Information provided →
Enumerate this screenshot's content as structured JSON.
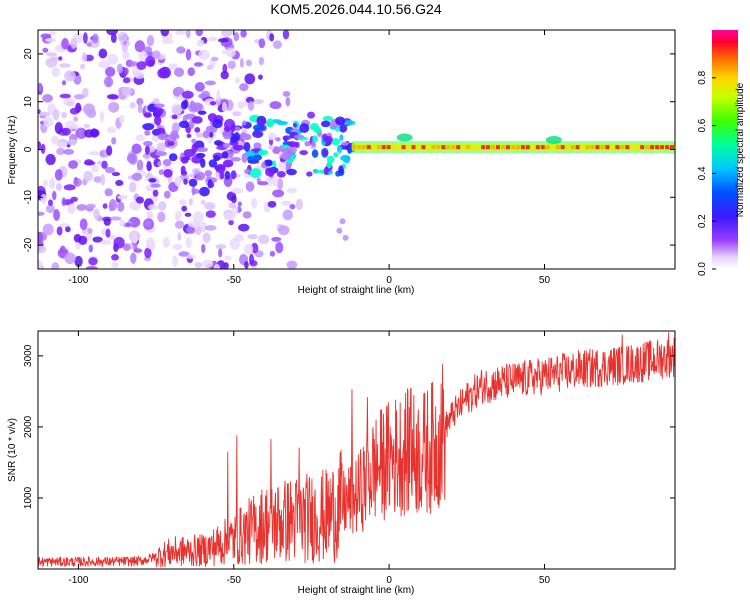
{
  "figure_title": "KOM5.2026.044.10.56.G24",
  "chart_data": [
    {
      "type": "heatmap",
      "title": "",
      "xlabel": "Height of straight line (km)",
      "ylabel": "Frequency (Hz)",
      "xlim": [
        -113,
        92
      ],
      "ylim": [
        -25,
        25
      ],
      "xticks": [
        -100,
        -50,
        0,
        50
      ],
      "xtick_labels": [
        "-100",
        "-50",
        "0",
        "50"
      ],
      "yticks": [
        -20,
        -10,
        0,
        10,
        20
      ],
      "ytick_labels": [
        "-20",
        "-10",
        "0",
        "10",
        "20"
      ],
      "colorbar": {
        "label": "Normalized spectral amplitude",
        "range": [
          0,
          1
        ],
        "ticks": [
          0.0,
          0.2,
          0.4,
          0.6,
          0.8
        ],
        "tick_labels": [
          "0.0",
          "0.2",
          "0.4",
          "0.6",
          "0.8"
        ]
      },
      "description_of_data": {
        "signal_band_center_hz": 0.5,
        "noise_region_km": [
          -113,
          -25
        ],
        "coherent_signal_start_km": -55,
        "strong_signal_start_km": -12
      }
    },
    {
      "type": "line",
      "title": "",
      "xlabel": "Height of straight line (km)",
      "ylabel": "SNR (10 * v/v)",
      "xlim": [
        -113,
        92
      ],
      "ylim": [
        0,
        3350
      ],
      "xticks": [
        -100,
        -50,
        0,
        50
      ],
      "xtick_labels": [
        "-100",
        "-50",
        "0",
        "50"
      ],
      "yticks": [
        1000,
        2000,
        3000
      ],
      "ytick_labels": [
        "1000",
        "2000",
        "3000"
      ],
      "color": "#e8322e",
      "trend_points": [
        {
          "x": -113,
          "y": 100
        },
        {
          "x": -90,
          "y": 105
        },
        {
          "x": -80,
          "y": 110
        },
        {
          "x": -70,
          "y": 240
        },
        {
          "x": -60,
          "y": 260
        },
        {
          "x": -50,
          "y": 420
        },
        {
          "x": -40,
          "y": 640
        },
        {
          "x": -30,
          "y": 700
        },
        {
          "x": -20,
          "y": 750
        },
        {
          "x": -10,
          "y": 1050
        },
        {
          "x": -5,
          "y": 1400
        },
        {
          "x": 0,
          "y": 1550
        },
        {
          "x": 5,
          "y": 1650
        },
        {
          "x": 10,
          "y": 1600
        },
        {
          "x": 15,
          "y": 1750
        },
        {
          "x": 20,
          "y": 2150
        },
        {
          "x": 25,
          "y": 2400
        },
        {
          "x": 30,
          "y": 2580
        },
        {
          "x": 40,
          "y": 2650
        },
        {
          "x": 50,
          "y": 2720
        },
        {
          "x": 60,
          "y": 2800
        },
        {
          "x": 70,
          "y": 2850
        },
        {
          "x": 80,
          "y": 2900
        },
        {
          "x": 92,
          "y": 3000
        }
      ],
      "spikes": [
        {
          "x": -52,
          "y": 1650
        },
        {
          "x": -49,
          "y": 1880
        },
        {
          "x": -38,
          "y": 1830
        },
        {
          "x": -29,
          "y": 1710
        },
        {
          "x": -12,
          "y": 2530
        },
        {
          "x": -7,
          "y": 2420
        },
        {
          "x": 7,
          "y": 2540
        },
        {
          "x": 75,
          "y": 3300
        },
        {
          "x": 90,
          "y": 3330
        }
      ]
    }
  ]
}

Problem details → Which lines contain the word "ylabel"? Copy each one.

Exercise response →
      "ylabel": "Frequency (Hz)",
      "ylabel": "SNR (10 * v/v)",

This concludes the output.